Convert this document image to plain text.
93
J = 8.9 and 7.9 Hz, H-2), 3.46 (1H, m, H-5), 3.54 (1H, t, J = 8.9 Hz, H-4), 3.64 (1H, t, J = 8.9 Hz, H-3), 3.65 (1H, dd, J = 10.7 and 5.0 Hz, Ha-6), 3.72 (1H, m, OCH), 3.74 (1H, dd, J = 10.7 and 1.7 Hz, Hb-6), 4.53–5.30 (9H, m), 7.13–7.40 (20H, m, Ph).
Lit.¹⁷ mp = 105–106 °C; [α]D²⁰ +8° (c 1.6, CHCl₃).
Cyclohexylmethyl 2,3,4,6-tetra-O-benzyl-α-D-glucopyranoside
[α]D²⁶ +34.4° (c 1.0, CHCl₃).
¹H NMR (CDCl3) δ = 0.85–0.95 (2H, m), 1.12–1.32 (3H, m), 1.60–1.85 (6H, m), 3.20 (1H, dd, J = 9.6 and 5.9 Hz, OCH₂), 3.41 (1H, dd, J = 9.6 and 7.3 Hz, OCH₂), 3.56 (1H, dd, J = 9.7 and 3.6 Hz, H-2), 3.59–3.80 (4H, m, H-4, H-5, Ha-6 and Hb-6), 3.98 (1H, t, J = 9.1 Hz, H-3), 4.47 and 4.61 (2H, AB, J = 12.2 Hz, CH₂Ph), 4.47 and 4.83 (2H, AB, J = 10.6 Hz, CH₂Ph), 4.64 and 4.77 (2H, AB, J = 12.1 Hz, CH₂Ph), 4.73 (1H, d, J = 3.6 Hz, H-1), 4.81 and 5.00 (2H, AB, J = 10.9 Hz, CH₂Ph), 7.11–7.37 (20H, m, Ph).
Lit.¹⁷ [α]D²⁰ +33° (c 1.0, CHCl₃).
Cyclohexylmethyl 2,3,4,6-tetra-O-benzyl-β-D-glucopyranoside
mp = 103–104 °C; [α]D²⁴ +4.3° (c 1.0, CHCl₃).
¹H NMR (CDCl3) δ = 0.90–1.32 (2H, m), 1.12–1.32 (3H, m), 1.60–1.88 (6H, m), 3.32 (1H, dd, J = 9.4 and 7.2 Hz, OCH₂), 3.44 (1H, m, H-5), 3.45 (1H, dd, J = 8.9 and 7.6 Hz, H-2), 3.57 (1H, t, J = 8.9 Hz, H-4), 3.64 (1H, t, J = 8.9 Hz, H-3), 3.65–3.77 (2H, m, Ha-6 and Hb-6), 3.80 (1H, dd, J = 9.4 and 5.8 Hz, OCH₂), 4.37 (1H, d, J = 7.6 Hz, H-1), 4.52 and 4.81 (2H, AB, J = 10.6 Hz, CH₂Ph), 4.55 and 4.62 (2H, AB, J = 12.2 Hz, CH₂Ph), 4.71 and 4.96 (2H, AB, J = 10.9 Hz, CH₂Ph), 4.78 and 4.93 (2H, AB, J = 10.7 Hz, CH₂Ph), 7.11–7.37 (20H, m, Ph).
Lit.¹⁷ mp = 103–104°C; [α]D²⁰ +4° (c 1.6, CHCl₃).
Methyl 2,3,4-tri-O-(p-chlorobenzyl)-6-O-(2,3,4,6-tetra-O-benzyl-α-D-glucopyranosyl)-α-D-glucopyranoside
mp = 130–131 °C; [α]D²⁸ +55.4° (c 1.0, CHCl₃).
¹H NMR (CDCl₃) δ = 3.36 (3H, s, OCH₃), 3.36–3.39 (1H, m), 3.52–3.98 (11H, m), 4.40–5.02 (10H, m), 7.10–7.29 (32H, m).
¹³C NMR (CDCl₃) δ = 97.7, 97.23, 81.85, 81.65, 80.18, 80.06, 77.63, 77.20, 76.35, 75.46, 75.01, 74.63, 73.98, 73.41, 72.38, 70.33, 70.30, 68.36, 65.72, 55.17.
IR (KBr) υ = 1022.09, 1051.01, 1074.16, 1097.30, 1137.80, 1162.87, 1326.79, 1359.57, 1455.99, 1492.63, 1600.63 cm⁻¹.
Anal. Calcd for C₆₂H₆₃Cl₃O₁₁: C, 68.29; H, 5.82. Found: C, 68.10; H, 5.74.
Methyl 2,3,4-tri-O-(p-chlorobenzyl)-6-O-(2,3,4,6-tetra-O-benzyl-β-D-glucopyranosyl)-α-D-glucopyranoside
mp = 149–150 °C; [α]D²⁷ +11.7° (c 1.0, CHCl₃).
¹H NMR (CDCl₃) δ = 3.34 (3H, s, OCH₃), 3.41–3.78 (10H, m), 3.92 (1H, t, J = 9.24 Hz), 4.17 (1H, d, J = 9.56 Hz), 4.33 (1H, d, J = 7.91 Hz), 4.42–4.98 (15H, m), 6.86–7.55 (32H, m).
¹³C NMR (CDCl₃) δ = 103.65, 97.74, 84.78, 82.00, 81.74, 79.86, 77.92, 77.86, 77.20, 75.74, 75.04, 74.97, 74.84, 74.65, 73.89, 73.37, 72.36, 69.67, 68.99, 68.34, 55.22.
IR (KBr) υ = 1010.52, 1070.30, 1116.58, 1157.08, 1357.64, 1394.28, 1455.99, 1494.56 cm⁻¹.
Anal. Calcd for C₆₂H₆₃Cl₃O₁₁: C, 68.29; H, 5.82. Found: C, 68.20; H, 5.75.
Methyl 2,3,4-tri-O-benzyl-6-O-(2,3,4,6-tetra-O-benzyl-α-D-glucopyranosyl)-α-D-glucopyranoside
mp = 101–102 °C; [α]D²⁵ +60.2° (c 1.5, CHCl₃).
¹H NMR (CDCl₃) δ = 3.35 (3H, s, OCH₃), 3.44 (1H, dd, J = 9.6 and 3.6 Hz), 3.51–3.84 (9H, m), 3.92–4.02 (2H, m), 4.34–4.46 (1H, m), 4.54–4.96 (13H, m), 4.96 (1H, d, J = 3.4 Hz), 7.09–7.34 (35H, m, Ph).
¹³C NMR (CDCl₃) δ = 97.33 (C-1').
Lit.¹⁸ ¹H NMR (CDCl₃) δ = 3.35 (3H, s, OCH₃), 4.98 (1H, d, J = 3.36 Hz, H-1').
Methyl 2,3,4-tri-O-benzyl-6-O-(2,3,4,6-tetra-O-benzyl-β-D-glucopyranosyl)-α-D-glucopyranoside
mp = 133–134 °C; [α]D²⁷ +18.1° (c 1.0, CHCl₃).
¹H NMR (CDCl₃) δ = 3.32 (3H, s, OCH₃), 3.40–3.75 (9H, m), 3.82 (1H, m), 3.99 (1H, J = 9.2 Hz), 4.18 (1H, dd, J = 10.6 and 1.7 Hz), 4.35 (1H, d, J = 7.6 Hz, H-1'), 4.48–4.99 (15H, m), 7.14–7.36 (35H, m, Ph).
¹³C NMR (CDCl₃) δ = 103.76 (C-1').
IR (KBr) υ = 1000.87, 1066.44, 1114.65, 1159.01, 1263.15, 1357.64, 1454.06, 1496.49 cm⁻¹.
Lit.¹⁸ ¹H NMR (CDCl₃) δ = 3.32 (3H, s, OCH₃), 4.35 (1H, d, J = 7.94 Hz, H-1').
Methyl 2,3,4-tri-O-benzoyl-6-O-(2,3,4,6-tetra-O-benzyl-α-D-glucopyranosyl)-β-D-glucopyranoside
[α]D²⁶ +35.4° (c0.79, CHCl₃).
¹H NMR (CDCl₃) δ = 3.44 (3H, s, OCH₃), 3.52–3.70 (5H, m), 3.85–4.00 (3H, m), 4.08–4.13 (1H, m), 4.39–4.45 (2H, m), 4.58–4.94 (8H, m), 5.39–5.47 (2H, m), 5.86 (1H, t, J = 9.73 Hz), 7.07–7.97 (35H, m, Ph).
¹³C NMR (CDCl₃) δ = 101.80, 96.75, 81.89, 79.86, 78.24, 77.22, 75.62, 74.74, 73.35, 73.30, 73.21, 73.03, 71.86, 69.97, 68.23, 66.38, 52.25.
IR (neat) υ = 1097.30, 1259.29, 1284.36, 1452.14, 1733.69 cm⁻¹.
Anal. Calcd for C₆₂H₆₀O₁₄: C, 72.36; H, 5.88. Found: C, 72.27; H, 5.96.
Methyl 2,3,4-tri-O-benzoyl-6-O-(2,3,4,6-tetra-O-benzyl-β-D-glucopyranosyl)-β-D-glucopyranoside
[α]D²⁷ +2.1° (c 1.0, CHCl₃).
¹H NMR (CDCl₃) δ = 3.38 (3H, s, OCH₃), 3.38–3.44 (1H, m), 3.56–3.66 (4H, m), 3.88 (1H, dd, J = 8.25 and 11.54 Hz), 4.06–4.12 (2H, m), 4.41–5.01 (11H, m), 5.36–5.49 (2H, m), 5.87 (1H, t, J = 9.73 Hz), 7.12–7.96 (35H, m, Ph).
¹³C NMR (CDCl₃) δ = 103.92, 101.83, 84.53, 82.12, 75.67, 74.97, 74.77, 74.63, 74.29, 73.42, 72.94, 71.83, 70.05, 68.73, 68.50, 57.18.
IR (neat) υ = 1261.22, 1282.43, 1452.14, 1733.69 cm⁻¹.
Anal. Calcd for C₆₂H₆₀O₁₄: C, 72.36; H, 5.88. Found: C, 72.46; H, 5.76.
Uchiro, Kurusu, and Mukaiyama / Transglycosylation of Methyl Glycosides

**AIM:**
Find every line that includes the string "Calcd". Report how many there are and nothing else.

**THE OUTPUT:**
4